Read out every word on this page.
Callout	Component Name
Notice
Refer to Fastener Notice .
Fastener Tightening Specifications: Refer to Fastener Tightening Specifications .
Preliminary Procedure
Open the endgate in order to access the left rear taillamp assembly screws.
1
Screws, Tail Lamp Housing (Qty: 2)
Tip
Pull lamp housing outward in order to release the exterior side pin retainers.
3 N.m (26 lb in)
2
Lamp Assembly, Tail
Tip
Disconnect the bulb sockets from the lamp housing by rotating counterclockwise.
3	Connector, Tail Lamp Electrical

» Given problem: Everything in the listing above should be restated exactly.

» Task output:
Read out every word on this page.
Callout	Component Name
Notice
Refer to Fastener Notice .
Fastener Tightening Specifications: Refer to Fastener Tightening Specifications .
Preliminary Procedure
Open the endgate in order to access the left rear taillamp assembly screws.
1
Screws, Tail Lamp Housing (Qty: 2)
Tip
Pull lamp housing outward in order to release the exterior side pin retainers.
3 N.m (26 lb in)
2
Lamp Assembly, Tail
Tip
Disconnect the bulb sockets from the lamp housing by rotating counterclockwise.
3	Connector, Tail Lamp Electrical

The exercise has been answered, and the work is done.